Start of EXERCISE DATA

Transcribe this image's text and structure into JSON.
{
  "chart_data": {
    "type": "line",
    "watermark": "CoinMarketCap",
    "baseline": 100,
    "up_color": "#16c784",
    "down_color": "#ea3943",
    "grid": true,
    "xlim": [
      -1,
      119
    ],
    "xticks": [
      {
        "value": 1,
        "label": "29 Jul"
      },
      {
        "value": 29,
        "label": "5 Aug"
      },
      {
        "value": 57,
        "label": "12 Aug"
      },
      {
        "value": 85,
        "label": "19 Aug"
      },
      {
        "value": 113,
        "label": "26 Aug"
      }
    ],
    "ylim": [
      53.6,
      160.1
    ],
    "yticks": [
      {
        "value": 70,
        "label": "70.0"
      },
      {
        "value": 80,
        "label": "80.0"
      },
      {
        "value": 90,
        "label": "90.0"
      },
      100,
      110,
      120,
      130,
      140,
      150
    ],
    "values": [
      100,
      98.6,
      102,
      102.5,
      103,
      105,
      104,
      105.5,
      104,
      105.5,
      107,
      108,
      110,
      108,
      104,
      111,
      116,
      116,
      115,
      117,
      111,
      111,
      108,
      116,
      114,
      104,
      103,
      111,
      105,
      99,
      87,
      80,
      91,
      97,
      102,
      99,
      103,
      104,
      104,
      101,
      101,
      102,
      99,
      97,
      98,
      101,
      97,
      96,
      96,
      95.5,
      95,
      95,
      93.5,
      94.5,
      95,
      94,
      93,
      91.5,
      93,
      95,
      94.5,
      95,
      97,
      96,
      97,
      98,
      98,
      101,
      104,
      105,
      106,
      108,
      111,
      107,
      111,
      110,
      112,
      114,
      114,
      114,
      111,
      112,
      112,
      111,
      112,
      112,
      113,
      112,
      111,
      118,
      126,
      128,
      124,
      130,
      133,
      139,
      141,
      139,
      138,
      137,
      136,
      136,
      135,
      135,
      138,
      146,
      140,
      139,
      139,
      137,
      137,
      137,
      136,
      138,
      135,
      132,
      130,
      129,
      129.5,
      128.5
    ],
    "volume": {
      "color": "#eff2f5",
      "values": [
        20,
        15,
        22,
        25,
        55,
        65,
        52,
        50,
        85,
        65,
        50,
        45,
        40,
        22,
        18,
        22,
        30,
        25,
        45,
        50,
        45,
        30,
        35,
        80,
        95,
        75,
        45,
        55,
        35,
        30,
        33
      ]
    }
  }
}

End of EXERCISE DATA

SHORT PROBLEM: Each line must be given again exactly as written above.

RESPONSE BELOW:
Transcribe this image's text and structure into JSON.
{
  "chart_data": {
    "type": "line",
    "watermark": "CoinMarketCap",
    "baseline": 100,
    "up_color": "#16c784",
    "down_color": "#ea3943",
    "grid": true,
    "xlim": [
      -1,
      119
    ],
    "xticks": [
      {
        "value": 1,
        "label": "29 Jul"
      },
      {
        "value": 29,
        "label": "5 Aug"
      },
      {
        "value": 57,
        "label": "12 Aug"
      },
      {
        "value": 85,
        "label": "19 Aug"
      },
      {
        "value": 113,
        "label": "26 Aug"
      }
    ],
    "ylim": [
      53.6,
      160.1
    ],
    "yticks": [
      {
        "value": 70,
        "label": "70.0"
      },
      {
        "value": 80,
        "label": "80.0"
      },
      {
        "value": 90,
        "label": "90.0"
      },
      100,
      110,
      120,
      130,
      140,
      150
    ],
    "values": [
      100,
      98.6,
      102,
      102.5,
      103,
      105,
      104,
      105.5,
      104,
      105.5,
      107,
      108,
      110,
      108,
      104,
      111,
      116,
      116,
      115,
      117,
      111,
      111,
      108,
      116,
      114,
      104,
      103,
      111,
      105,
      99,
      87,
      80,
      91,
      97,
      102,
      99,
      103,
      104,
      104,
      101,
      101,
      102,
      99,
      97,
      98,
      101,
      97,
      96,
      96,
      95.5,
      95,
      95,
      93.5,
      94.5,
      95,
      94,
      93,
      91.5,
      93,
      95,
      94.5,
      95,
      97,
      96,
      97,
      98,
      98,
      101,
      104,
      105,
      106,
      108,
      111,
      107,
      111,
      110,
      112,
      114,
      114,
      114,
      111,
      112,
      112,
      111,
      112,
      112,
      113,
      112,
      111,
      118,
      126,
      128,
      124,
      130,
      133,
      139,
      141,
      139,
      138,
      137,
      136,
      136,
      135,
      135,
      138,
      146,
      140,
      139,
      139,
      137,
      137,
      137,
      136,
      138,
      135,
      132,
      130,
      129,
      129.5,
      128.5
    ],
    "volume": {
      "color": "#eff2f5",
      "values": [
        20,
        15,
        22,
        25,
        55,
        65,
        52,
        50,
        85,
        65,
        50,
        45,
        40,
        22,
        18,
        22,
        30,
        25,
        45,
        50,
        45,
        30,
        35,
        80,
        95,
        75,
        45,
        55,
        35,
        30,
        33
      ]
    }
  }
}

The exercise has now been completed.